[Data entries]

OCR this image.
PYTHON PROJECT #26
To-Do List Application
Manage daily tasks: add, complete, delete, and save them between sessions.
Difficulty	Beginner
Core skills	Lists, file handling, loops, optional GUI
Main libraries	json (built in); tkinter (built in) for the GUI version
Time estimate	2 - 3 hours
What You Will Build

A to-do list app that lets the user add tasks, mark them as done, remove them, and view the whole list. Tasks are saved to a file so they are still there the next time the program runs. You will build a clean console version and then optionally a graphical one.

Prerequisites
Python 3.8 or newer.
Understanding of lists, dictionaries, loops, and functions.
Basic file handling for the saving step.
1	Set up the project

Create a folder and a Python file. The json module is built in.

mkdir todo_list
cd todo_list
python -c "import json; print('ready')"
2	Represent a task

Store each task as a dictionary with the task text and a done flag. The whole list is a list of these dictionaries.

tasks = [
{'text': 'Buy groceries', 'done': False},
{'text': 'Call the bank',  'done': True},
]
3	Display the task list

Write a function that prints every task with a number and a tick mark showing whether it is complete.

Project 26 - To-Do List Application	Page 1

▶ [SHORT PROBLEM]
Transcribe each entry exactly.

▶ [ANSWER TO THE EXERCISE]
OCR this image.
PYTHON PROJECT #26
To-Do List Application
Manage daily tasks: add, complete, delete, and save them between sessions.
Difficulty	Beginner
Core skills	Lists, file handling, loops, optional GUI
Main libraries	json (built in); tkinter (built in) for the GUI version
Time estimate	2 - 3 hours
What You Will Build

A to-do list app that lets the user add tasks, mark them as done, remove them, and view the whole list. Tasks are saved to a file so they are still there the next time the program runs. You will build a clean console version and then optionally a graphical one.

Prerequisites
Python 3.8 or newer.
Understanding of lists, dictionaries, loops, and functions.
Basic file handling for the saving step.
1	Set up the project

Create a folder and a Python file. The json module is built in.

mkdir todo_list
cd todo_list
python -c "import json; print('ready')"
2	Represent a task

Store each task as a dictionary with the task text and a done flag. The whole list is a list of these dictionaries.

tasks = [
{'text': 'Buy groceries', 'done': False},
{'text': 'Call the bank',  'done': True},
]
3	Display the task list

Write a function that prints every task with a number and a tick mark showing whether it is complete.

Project 26 - To-Do List Application	Page 1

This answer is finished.